**Task description:**
Below are some records. Say in a single number how many of their lines include the word "with".
────────────────────
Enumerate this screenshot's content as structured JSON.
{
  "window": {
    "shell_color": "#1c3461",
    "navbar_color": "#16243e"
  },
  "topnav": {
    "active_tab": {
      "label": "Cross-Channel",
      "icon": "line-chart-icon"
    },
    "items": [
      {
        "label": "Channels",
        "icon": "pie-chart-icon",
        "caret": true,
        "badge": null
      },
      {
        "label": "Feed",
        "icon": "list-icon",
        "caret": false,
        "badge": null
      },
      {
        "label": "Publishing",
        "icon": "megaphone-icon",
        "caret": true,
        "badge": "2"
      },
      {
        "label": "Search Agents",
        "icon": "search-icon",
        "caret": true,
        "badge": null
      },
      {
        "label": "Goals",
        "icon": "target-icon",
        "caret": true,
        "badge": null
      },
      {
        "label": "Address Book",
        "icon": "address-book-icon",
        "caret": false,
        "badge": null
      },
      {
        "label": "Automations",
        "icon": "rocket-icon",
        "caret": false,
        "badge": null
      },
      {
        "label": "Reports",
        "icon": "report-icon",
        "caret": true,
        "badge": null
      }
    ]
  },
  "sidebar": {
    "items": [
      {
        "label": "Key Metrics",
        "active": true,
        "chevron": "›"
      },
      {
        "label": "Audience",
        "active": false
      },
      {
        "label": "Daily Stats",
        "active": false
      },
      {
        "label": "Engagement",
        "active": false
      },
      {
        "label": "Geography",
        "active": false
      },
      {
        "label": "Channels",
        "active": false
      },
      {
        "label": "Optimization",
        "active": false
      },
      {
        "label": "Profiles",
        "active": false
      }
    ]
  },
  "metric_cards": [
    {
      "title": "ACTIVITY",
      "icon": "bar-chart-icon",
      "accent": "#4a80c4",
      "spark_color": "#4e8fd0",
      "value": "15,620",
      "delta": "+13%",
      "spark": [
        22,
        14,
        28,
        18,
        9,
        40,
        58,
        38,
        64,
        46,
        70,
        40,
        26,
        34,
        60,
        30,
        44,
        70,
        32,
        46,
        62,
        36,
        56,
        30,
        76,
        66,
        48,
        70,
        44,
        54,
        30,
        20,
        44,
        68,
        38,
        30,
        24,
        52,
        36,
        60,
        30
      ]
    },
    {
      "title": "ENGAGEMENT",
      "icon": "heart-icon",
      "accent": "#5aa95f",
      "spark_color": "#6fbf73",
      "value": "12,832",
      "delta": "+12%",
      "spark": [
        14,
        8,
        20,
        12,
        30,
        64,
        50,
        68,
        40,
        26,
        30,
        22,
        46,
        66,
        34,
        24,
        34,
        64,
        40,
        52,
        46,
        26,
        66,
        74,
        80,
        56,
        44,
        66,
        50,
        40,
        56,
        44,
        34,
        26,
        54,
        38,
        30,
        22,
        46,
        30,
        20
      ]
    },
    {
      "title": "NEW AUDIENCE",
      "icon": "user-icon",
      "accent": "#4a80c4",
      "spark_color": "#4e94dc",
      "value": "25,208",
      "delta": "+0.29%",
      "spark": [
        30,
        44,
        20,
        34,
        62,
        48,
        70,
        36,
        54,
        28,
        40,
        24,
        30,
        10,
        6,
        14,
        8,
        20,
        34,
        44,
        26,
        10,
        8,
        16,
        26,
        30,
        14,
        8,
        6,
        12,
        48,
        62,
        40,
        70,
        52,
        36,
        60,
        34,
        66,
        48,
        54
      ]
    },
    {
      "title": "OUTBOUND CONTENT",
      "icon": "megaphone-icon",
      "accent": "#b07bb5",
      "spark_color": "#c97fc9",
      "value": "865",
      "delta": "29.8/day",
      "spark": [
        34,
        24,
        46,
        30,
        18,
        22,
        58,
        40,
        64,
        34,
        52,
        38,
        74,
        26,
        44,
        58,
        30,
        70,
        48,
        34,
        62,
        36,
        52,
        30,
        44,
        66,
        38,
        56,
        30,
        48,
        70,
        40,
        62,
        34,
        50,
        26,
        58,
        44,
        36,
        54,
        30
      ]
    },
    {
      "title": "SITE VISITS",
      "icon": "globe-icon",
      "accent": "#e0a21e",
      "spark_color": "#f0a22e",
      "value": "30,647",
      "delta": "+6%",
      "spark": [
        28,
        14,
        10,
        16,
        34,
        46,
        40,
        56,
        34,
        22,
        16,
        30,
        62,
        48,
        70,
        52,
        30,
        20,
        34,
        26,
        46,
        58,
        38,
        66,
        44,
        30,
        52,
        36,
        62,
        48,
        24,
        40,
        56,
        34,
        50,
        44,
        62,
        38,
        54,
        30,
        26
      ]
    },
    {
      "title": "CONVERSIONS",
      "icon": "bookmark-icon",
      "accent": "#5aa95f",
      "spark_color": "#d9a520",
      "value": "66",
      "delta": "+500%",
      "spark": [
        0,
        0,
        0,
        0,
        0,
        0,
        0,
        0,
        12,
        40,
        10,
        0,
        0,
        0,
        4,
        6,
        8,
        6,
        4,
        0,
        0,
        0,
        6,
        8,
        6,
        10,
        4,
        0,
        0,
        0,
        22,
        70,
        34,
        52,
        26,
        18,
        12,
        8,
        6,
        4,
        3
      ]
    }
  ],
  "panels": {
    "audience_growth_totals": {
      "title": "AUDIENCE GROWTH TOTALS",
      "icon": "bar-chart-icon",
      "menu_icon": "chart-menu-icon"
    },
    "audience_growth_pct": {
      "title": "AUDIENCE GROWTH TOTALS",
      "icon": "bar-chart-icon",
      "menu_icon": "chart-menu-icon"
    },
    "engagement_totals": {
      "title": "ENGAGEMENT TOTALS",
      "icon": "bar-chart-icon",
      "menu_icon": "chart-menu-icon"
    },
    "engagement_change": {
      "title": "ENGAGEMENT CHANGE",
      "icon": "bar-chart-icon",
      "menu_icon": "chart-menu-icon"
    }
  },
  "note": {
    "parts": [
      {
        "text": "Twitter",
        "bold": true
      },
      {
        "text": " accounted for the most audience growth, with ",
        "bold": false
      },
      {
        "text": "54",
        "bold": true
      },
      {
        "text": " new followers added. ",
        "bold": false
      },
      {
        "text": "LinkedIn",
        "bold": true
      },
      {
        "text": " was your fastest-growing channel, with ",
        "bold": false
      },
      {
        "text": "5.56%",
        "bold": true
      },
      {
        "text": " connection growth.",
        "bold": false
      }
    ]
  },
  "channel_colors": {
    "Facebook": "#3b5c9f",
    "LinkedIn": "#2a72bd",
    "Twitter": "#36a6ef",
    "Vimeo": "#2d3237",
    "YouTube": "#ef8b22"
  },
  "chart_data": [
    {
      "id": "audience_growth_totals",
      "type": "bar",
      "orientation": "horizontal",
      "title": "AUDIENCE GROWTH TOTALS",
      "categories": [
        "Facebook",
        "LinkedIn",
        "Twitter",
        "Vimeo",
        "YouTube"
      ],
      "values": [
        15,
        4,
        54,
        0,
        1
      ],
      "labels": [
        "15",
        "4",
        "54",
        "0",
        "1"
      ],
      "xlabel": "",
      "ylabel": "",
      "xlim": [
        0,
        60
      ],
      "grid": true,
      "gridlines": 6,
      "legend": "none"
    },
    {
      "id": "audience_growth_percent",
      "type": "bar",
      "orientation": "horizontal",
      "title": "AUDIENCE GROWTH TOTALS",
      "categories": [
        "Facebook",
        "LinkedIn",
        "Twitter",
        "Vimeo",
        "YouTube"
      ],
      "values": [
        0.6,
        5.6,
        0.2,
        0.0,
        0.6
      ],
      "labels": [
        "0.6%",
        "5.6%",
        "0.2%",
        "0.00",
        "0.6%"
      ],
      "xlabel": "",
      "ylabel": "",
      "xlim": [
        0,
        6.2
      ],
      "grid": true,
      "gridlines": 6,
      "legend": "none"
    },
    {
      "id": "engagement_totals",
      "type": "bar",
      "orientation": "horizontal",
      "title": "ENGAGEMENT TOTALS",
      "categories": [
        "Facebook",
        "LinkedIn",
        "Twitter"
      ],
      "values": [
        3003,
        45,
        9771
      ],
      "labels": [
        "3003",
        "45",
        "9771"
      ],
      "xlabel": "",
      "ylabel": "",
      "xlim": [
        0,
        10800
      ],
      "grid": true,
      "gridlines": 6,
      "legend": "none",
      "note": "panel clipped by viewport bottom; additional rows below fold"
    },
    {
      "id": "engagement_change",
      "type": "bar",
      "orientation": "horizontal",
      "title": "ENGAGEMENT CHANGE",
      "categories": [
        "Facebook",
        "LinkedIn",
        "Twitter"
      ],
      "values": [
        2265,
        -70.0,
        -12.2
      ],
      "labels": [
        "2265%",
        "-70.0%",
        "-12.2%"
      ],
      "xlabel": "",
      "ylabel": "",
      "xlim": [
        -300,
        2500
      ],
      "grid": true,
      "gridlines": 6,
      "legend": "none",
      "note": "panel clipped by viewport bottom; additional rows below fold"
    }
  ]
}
────────────────────
**Answer:**
2